TASK TO COMPLETE
Check each line of the records for "Status"; collect those that have it.

RECORDS TO USE
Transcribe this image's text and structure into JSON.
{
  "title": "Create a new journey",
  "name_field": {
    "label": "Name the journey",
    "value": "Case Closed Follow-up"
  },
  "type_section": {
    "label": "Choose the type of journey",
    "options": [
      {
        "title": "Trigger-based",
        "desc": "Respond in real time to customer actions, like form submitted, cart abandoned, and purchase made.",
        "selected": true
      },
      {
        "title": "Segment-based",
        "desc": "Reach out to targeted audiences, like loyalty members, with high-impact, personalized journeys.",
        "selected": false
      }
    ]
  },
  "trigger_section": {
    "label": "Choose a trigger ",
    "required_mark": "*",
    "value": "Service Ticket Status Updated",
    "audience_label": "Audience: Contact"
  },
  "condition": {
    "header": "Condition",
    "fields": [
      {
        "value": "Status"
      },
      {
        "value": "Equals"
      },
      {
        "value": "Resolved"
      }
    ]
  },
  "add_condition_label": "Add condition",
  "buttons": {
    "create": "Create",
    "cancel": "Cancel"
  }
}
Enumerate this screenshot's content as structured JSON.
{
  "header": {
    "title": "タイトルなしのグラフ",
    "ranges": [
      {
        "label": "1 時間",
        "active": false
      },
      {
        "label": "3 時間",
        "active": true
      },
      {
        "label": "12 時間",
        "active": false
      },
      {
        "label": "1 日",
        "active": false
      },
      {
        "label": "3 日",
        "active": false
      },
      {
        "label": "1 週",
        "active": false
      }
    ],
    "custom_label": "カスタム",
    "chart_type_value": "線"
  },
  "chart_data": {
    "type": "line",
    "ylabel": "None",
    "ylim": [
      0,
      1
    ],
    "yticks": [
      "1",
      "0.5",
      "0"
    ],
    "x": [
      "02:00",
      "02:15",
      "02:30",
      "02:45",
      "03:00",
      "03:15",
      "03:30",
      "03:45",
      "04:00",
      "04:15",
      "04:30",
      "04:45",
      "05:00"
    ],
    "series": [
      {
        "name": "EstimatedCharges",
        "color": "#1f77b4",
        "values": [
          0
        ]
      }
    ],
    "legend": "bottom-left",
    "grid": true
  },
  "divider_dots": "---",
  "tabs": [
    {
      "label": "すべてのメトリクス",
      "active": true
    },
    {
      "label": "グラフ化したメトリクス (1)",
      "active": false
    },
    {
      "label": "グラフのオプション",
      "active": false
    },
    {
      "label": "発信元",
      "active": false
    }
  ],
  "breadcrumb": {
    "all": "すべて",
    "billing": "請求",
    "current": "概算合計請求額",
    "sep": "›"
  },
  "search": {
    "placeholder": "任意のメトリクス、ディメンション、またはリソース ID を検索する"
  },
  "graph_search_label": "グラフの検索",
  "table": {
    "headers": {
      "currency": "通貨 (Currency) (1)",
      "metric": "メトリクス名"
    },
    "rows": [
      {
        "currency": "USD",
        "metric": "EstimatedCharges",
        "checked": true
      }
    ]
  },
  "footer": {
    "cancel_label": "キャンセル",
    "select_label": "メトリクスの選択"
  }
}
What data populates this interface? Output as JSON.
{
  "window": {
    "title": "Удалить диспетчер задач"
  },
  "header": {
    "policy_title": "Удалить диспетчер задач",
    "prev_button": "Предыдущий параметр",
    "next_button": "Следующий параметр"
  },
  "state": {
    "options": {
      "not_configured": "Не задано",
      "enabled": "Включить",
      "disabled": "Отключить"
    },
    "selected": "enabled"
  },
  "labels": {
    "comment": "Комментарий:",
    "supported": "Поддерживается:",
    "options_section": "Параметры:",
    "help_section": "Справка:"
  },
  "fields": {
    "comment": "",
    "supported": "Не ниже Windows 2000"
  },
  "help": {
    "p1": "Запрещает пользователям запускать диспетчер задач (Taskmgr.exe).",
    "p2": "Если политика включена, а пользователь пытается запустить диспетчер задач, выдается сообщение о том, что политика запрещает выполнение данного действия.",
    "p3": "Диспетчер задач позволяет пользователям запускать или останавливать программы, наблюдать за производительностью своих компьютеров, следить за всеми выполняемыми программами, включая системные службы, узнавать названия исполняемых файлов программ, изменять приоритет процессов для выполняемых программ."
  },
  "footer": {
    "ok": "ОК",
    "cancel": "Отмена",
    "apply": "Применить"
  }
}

ANSWER TO THE TASK
    "value": "Service Ticket Status Updated",
        "value": "Status"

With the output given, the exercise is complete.